Figure contents as structured data
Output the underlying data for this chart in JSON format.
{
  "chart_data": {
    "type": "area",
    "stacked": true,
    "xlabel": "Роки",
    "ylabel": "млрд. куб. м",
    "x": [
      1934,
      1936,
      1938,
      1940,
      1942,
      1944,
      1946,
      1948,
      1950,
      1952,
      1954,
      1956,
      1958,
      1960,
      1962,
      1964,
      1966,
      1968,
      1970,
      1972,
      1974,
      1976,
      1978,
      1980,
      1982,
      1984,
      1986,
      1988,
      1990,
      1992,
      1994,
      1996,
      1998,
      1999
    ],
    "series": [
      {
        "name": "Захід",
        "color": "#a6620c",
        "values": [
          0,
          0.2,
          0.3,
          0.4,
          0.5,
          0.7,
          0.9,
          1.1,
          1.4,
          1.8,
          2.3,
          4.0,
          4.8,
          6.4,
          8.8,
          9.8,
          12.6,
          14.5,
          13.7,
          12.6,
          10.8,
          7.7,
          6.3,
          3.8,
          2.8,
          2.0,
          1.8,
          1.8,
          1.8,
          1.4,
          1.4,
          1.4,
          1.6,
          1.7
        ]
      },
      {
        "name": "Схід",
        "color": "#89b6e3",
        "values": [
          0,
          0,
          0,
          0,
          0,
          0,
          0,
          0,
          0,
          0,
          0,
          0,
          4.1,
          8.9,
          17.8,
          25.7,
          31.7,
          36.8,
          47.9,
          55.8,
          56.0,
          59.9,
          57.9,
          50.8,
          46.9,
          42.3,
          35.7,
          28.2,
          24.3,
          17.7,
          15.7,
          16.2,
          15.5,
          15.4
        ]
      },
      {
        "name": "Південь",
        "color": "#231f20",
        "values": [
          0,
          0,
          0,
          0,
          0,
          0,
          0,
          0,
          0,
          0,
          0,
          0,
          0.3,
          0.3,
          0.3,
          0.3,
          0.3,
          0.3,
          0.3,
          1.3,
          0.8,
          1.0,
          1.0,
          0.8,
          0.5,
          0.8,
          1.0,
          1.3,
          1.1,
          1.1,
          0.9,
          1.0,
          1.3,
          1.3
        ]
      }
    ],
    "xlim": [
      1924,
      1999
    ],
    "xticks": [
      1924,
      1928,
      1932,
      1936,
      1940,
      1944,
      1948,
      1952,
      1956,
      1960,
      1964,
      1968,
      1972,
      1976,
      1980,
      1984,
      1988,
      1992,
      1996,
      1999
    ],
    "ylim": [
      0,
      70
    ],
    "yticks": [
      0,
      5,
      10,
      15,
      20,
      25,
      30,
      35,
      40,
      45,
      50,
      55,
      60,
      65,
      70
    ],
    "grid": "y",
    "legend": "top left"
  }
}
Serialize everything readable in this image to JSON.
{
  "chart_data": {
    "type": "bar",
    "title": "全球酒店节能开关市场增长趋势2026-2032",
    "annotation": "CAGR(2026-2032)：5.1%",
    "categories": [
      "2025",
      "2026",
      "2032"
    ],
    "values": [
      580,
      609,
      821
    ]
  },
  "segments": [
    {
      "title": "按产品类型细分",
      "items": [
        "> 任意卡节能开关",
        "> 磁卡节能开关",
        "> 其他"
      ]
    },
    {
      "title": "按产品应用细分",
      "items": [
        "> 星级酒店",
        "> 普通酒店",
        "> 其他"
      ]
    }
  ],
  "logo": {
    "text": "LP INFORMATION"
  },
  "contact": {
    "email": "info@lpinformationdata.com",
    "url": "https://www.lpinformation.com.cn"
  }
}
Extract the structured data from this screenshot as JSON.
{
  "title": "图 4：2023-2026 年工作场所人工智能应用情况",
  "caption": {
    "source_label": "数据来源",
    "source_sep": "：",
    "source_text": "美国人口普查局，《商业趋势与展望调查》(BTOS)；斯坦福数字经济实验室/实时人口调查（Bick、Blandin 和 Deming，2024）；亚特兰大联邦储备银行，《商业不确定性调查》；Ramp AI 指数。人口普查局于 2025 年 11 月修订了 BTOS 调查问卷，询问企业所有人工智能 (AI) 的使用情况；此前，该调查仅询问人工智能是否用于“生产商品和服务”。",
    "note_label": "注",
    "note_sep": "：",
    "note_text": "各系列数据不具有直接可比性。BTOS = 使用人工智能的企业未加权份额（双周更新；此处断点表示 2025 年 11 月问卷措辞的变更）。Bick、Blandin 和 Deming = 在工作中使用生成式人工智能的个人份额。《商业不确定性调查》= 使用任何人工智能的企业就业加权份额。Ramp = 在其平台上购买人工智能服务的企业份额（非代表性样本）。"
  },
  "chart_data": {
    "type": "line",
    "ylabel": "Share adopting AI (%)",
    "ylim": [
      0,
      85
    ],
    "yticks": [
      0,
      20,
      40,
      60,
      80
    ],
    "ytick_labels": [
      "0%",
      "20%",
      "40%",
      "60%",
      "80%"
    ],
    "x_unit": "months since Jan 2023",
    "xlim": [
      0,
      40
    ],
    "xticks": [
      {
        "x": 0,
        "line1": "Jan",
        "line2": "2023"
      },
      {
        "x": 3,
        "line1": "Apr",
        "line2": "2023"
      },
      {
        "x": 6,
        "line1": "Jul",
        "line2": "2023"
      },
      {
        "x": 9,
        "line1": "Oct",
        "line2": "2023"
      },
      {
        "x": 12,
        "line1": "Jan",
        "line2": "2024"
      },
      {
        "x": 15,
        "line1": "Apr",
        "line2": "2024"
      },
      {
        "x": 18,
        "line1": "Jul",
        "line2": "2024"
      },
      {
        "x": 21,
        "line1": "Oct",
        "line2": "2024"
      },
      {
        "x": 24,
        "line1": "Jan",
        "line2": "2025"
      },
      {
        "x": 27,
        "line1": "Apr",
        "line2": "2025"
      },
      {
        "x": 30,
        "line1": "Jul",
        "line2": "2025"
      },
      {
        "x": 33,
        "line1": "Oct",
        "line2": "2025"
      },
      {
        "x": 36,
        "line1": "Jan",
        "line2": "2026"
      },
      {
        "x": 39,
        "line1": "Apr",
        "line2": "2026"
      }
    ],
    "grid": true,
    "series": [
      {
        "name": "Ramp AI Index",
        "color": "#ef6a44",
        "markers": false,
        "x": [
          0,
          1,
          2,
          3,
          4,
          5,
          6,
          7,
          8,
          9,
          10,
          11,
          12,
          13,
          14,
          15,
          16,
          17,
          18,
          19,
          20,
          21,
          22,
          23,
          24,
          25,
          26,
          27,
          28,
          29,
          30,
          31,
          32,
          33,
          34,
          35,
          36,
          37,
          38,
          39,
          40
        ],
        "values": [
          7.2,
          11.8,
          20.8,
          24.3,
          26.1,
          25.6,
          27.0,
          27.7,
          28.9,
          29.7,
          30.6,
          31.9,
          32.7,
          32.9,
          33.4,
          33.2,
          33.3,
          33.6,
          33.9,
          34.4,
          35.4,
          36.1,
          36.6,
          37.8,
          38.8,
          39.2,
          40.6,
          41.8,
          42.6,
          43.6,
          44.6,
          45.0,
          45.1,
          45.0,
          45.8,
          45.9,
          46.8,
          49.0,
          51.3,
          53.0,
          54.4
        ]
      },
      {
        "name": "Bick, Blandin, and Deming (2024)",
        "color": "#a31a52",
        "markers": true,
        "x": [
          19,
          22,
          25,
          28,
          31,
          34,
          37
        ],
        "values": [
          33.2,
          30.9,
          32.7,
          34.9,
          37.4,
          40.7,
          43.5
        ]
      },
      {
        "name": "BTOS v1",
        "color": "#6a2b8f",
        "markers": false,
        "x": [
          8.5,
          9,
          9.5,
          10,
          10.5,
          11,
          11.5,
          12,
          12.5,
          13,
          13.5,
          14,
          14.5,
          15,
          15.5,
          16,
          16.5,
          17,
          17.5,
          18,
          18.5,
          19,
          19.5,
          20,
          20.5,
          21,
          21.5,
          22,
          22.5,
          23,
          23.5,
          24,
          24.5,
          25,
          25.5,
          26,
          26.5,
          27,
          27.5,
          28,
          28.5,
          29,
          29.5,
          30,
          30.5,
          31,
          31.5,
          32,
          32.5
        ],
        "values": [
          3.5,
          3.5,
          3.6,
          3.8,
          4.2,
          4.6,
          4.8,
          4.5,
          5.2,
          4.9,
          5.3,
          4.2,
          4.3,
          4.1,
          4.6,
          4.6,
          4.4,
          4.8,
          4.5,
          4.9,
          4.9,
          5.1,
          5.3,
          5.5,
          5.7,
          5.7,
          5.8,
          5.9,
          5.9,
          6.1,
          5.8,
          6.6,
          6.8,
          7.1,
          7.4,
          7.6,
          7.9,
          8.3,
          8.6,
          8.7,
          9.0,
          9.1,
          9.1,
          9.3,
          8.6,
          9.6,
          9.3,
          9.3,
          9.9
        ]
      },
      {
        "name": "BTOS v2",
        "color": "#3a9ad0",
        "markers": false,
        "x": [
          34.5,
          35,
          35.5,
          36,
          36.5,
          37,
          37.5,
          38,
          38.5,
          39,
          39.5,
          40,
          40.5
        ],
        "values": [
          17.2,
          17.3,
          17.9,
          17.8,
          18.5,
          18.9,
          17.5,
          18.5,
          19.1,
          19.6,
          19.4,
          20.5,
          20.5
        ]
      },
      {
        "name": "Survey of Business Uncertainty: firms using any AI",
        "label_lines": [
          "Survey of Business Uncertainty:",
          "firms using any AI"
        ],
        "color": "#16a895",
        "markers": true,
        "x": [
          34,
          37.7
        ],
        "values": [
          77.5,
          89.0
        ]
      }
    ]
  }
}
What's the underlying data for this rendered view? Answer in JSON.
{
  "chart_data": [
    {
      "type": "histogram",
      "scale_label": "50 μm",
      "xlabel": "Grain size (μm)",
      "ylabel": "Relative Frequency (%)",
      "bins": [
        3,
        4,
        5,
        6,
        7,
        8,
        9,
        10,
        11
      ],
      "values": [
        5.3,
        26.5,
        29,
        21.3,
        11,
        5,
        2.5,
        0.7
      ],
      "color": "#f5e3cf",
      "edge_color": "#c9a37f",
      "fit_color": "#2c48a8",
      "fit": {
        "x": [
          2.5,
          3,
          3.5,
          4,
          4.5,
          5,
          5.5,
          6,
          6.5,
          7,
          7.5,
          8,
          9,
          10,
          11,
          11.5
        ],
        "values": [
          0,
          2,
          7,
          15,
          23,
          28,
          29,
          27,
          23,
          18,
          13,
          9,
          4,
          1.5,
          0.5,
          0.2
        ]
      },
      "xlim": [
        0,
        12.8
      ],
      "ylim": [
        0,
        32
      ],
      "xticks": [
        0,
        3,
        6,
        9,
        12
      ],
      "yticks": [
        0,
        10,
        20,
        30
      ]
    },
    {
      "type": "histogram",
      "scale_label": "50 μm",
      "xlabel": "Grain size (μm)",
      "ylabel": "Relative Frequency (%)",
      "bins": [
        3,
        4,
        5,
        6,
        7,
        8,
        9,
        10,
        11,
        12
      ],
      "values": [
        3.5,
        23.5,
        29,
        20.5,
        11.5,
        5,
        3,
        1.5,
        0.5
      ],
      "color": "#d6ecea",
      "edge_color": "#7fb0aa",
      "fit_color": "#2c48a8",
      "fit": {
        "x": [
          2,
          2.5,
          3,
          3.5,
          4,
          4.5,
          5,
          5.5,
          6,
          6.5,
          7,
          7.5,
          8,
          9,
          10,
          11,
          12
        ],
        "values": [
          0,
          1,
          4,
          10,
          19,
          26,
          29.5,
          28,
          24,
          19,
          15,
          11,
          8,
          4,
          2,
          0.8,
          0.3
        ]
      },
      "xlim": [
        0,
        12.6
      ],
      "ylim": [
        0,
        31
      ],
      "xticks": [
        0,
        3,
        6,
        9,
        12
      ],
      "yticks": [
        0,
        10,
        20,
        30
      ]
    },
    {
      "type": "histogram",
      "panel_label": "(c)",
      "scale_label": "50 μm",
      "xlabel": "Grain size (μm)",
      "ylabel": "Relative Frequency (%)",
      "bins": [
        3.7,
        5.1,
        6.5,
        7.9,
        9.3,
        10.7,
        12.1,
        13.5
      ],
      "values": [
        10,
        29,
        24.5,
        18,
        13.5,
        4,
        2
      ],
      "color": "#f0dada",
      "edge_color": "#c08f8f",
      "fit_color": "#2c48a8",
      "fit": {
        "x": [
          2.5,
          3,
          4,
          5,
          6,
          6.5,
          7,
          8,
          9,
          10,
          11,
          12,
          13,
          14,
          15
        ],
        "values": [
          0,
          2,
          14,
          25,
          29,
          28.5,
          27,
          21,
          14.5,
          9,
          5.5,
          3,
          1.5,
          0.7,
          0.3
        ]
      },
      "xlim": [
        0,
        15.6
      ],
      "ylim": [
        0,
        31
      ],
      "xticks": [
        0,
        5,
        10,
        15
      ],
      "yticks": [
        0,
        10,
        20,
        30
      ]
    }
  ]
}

* [SHORT TASK] Pick out the lines containing the word "name" and show them.

* [SOLUTION TO THE PROBLEM]
        "name": "Захід",
        "name": "Схід",
        "name": "Південь",
        "name": "Ramp AI Index",
        "name": "Bick, Blandin, and Deming (2024)",
        "name": "BTOS v1",
        "name": "BTOS v2",
        "name": "Survey of Business Uncertainty: firms using any AI",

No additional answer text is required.